** Start SUPPLIED RECORDS **

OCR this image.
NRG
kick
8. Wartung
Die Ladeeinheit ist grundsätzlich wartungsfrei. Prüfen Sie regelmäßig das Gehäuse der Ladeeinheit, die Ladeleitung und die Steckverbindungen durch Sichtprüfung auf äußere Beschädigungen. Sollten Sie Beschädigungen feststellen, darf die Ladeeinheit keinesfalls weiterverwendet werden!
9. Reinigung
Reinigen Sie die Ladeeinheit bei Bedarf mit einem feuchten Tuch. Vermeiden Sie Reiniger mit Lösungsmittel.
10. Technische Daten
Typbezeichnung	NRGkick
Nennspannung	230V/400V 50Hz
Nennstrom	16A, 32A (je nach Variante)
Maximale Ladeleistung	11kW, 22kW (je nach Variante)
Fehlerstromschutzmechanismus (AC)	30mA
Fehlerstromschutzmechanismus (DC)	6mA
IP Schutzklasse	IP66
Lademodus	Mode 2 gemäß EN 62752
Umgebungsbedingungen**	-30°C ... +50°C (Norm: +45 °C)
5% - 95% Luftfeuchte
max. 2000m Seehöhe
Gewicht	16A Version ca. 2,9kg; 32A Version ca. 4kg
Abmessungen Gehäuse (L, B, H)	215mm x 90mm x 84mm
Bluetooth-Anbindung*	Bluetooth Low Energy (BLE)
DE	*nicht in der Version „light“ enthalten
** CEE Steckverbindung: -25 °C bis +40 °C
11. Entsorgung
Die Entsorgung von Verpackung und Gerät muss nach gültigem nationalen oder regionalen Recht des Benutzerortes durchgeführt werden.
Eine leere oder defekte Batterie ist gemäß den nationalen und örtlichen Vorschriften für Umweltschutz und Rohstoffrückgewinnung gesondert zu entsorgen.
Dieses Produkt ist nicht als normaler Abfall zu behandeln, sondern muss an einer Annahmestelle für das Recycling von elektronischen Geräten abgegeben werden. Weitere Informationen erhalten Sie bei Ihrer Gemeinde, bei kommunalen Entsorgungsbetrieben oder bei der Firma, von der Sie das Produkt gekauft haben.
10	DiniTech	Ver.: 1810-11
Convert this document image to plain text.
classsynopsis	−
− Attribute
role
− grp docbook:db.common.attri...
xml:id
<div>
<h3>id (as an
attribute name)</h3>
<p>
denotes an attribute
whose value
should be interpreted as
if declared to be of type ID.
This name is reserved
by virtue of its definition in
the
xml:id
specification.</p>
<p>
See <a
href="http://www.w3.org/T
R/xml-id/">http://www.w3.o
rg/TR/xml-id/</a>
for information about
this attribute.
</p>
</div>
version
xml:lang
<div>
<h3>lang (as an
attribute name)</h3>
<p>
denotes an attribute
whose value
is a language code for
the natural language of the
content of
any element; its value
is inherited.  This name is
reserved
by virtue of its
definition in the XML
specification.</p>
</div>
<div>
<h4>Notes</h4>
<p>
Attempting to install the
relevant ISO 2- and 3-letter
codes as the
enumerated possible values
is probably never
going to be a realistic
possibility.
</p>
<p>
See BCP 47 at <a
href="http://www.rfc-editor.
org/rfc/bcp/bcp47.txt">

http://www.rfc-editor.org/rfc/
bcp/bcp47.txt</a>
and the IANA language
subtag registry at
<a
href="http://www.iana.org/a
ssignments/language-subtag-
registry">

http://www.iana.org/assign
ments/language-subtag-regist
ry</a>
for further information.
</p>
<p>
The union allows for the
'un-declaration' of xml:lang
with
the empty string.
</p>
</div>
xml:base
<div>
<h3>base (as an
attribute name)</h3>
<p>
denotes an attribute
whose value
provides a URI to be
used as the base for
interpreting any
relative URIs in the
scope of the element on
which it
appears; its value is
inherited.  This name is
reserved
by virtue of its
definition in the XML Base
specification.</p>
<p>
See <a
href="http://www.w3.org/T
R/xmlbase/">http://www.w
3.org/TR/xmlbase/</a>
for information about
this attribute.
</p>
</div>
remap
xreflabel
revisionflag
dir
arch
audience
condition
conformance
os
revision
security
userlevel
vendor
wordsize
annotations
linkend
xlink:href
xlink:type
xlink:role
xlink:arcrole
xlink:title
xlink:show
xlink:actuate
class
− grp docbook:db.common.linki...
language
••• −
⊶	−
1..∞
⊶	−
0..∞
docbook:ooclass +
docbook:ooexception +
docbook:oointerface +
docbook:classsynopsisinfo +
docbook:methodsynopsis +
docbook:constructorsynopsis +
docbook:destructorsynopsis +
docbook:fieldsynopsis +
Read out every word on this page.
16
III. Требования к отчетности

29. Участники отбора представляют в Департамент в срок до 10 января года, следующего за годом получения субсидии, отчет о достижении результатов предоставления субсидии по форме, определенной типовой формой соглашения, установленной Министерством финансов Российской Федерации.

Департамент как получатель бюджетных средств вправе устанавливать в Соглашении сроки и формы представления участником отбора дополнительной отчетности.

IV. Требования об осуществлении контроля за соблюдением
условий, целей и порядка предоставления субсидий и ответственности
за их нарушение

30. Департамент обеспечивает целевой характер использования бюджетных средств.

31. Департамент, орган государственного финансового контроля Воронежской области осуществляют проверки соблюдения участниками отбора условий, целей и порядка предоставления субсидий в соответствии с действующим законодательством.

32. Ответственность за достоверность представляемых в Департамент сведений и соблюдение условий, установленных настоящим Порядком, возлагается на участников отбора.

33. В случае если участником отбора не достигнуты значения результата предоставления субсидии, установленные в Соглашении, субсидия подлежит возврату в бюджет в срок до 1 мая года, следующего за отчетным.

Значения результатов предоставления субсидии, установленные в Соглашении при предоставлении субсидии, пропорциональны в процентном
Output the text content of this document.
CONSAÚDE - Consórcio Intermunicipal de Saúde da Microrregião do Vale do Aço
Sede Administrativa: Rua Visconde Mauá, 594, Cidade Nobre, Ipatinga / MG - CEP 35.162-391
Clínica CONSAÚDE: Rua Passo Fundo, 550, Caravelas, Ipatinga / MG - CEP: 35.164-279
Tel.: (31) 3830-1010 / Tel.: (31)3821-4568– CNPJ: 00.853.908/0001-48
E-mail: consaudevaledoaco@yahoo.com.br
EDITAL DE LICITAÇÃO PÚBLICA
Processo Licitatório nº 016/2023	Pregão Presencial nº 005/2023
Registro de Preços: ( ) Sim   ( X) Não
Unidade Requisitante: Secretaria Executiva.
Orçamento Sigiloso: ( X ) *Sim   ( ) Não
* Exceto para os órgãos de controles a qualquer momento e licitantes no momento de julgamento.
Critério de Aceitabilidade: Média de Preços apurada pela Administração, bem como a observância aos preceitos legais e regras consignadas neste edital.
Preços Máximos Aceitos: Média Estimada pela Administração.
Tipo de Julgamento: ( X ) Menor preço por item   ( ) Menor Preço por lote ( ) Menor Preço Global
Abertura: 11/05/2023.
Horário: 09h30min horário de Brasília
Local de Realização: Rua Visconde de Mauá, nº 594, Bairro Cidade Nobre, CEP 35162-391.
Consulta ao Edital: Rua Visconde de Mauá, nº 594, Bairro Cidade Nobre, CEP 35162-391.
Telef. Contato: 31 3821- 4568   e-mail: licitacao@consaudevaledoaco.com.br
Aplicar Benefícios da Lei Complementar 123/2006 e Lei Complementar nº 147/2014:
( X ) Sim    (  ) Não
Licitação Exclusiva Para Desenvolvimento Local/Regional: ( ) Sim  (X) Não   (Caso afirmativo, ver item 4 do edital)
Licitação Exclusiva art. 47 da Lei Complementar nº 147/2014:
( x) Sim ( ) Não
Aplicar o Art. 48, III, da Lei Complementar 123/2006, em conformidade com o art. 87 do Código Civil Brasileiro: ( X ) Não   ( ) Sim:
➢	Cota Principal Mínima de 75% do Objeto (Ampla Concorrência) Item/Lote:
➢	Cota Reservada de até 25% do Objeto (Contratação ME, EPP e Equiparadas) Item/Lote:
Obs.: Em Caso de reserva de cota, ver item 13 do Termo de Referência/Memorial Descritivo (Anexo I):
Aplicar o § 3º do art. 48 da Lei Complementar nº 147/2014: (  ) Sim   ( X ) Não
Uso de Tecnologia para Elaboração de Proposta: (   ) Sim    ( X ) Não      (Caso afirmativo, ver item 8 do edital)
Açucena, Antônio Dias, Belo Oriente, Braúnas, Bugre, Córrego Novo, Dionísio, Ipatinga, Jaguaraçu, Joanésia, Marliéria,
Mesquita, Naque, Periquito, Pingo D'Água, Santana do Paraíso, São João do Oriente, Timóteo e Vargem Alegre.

** End SUPPLIED RECORDS **

- _YOUR INSTRUCTIONS_
Work through the records above line by line and count those that hold the string "text". Give only the result.

- _RIGHT ANSWER_
2